— BEGIN —
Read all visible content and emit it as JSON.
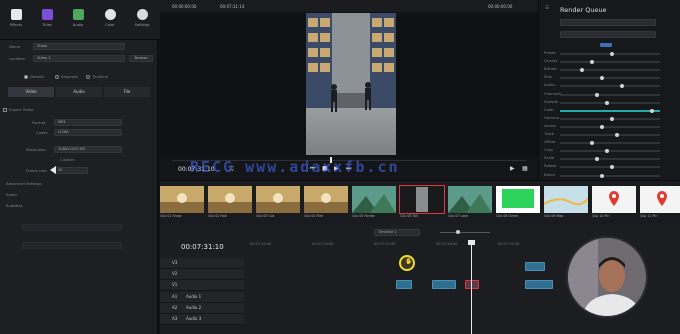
{
  "toolbar": {
    "tools": [
      {
        "label": "Effects",
        "icon": "effects-icon",
        "color": "#c5c8cc"
      },
      {
        "label": "Titles",
        "icon": "titles-icon",
        "color": "#7d4fd6"
      },
      {
        "label": "Audio",
        "icon": "audio-icon",
        "color": "#4fa85b"
      },
      {
        "label": "Color",
        "icon": "color-icon",
        "color": "#e1e3e6"
      },
      {
        "label": "Settings",
        "icon": "settings-icon",
        "color": "#d8dade"
      }
    ]
  },
  "inspector": {
    "name_label": "Name",
    "name_value": "Video",
    "location_label": "Location",
    "location_value": "Video 1",
    "browse_label": "Browse",
    "option1": "Default",
    "option2": "Separate",
    "option3": "Timeline",
    "tabs": [
      "Video",
      "Audio",
      "File"
    ],
    "export_label": "Export Video",
    "format_label": "Format",
    "format_value": "MP4",
    "codec_label": "Codec",
    "codec_value": "H.264",
    "resolution_label": "Resolution",
    "resolution_value": "1080x1920 HD",
    "framerate_label": "Frame rate",
    "framerate_value": "30",
    "custom_label": "Custom",
    "advanced_label": "Advanced Settings",
    "audio_label": "Audio",
    "subtitle_label": "Subtitles"
  },
  "viewer": {
    "left_timecode": "00:00:00:00",
    "mid_timecode": "00:07:31:14",
    "right_timecode": "00:00:00:00",
    "playhead_timecode": "00:07:31:10",
    "zoom": "Fit"
  },
  "right_panel": {
    "title": "Render Queue",
    "rows": [
      "Preset",
      "Quality",
      "Bitrate",
      "Size",
      "Audio",
      "Channels",
      "Sample",
      "Color",
      "Gamma",
      "Levels",
      "Track",
      "Offset",
      "Crop",
      "Scale",
      "Rotate",
      "Blend"
    ]
  },
  "thumbnails": [
    {
      "label": "Clip 01 Snow",
      "kind": "gold"
    },
    {
      "label": "Clip 02 Hall",
      "kind": "gold"
    },
    {
      "label": "Clip 03 Cat",
      "kind": "gold"
    },
    {
      "label": "Clip 04 Film",
      "kind": "gold"
    },
    {
      "label": "Clip 05 Forest",
      "kind": "teal"
    },
    {
      "label": "Clip 06 Tall",
      "kind": "warehouse"
    },
    {
      "label": "Clip 07 Lake",
      "kind": "teal"
    },
    {
      "label": "Clip 08 Green",
      "kind": "green"
    },
    {
      "label": "Clip 09 Map",
      "kind": "map"
    },
    {
      "label": "Clip 10 Pin",
      "kind": "pin"
    },
    {
      "label": "Clip 11 Pin",
      "kind": "pin"
    }
  ],
  "timeline": {
    "timecode": "00:07:31:10",
    "timeline_select": "Timeline 1",
    "ruler": [
      "00:07:10:00",
      "00:07:16:00",
      "00:07:22:00",
      "00:07:28:00",
      "00:07:34:00"
    ],
    "tracks": [
      {
        "id": "V3",
        "name": ""
      },
      {
        "id": "V2",
        "name": ""
      },
      {
        "id": "V1",
        "name": ""
      },
      {
        "id": "A1",
        "name": "Audio 1"
      },
      {
        "id": "A2",
        "name": "Audio 2"
      },
      {
        "id": "A3",
        "name": "Audio 3"
      }
    ]
  },
  "watermark": "RECG www.adaxxfb.cn",
  "colors": {
    "accent": "#3aa0c8",
    "selection": "#e0353a",
    "cursor": "#f0e028"
  }
}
— END —
- [Work to complete]:
Retype the data above exactly; pictures are not part of the copy.

- [Response to the exercise]:
Read all visible content and emit it as JSON.
{
  "toolbar": {
    "tools": [
      {
        "label": "Effects",
        "icon": "effects-icon",
        "color": "#c5c8cc"
      },
      {
        "label": "Titles",
        "icon": "titles-icon",
        "color": "#7d4fd6"
      },
      {
        "label": "Audio",
        "icon": "audio-icon",
        "color": "#4fa85b"
      },
      {
        "label": "Color",
        "icon": "color-icon",
        "color": "#e1e3e6"
      },
      {
        "label": "Settings",
        "icon": "settings-icon",
        "color": "#d8dade"
      }
    ]
  },
  "inspector": {
    "name_label": "Name",
    "name_value": "Video",
    "location_label": "Location",
    "location_value": "Video 1",
    "browse_label": "Browse",
    "option1": "Default",
    "option2": "Separate",
    "option3": "Timeline",
    "tabs": [
      "Video",
      "Audio",
      "File"
    ],
    "export_label": "Export Video",
    "format_label": "Format",
    "format_value": "MP4",
    "codec_label": "Codec",
    "codec_value": "H.264",
    "resolution_label": "Resolution",
    "resolution_value": "1080x1920 HD",
    "framerate_label": "Frame rate",
    "framerate_value": "30",
    "custom_label": "Custom",
    "advanced_label": "Advanced Settings",
    "audio_label": "Audio",
    "subtitle_label": "Subtitles"
  },
  "viewer": {
    "left_timecode": "00:00:00:00",
    "mid_timecode": "00:07:31:14",
    "right_timecode": "00:00:00:00",
    "playhead_timecode": "00:07:31:10",
    "zoom": "Fit"
  },
  "right_panel": {
    "title": "Render Queue",
    "rows": [
      "Preset",
      "Quality",
      "Bitrate",
      "Size",
      "Audio",
      "Channels",
      "Sample",
      "Color",
      "Gamma",
      "Levels",
      "Track",
      "Offset",
      "Crop",
      "Scale",
      "Rotate",
      "Blend"
    ]
  },
  "thumbnails": [
    {
      "label": "Clip 01 Snow",
      "kind": "gold"
    },
    {
      "label": "Clip 02 Hall",
      "kind": "gold"
    },
    {
      "label": "Clip 03 Cat",
      "kind": "gold"
    },
    {
      "label": "Clip 04 Film",
      "kind": "gold"
    },
    {
      "label": "Clip 05 Forest",
      "kind": "teal"
    },
    {
      "label": "Clip 06 Tall",
      "kind": "warehouse"
    },
    {
      "label": "Clip 07 Lake",
      "kind": "teal"
    },
    {
      "label": "Clip 08 Green",
      "kind": "green"
    },
    {
      "label": "Clip 09 Map",
      "kind": "map"
    },
    {
      "label": "Clip 10 Pin",
      "kind": "pin"
    },
    {
      "label": "Clip 11 Pin",
      "kind": "pin"
    }
  ],
  "timeline": {
    "timecode": "00:07:31:10",
    "timeline_select": "Timeline 1",
    "ruler": [
      "00:07:10:00",
      "00:07:16:00",
      "00:07:22:00",
      "00:07:28:00",
      "00:07:34:00"
    ],
    "tracks": [
      {
        "id": "V3",
        "name": ""
      },
      {
        "id": "V2",
        "name": ""
      },
      {
        "id": "V1",
        "name": ""
      },
      {
        "id": "A1",
        "name": "Audio 1"
      },
      {
        "id": "A2",
        "name": "Audio 2"
      },
      {
        "id": "A3",
        "name": "Audio 3"
      }
    ]
  },
  "watermark": "RECG www.adaxxfb.cn",
  "colors": {
    "accent": "#3aa0c8",
    "selection": "#e0353a",
    "cursor": "#f0e028"
  }
}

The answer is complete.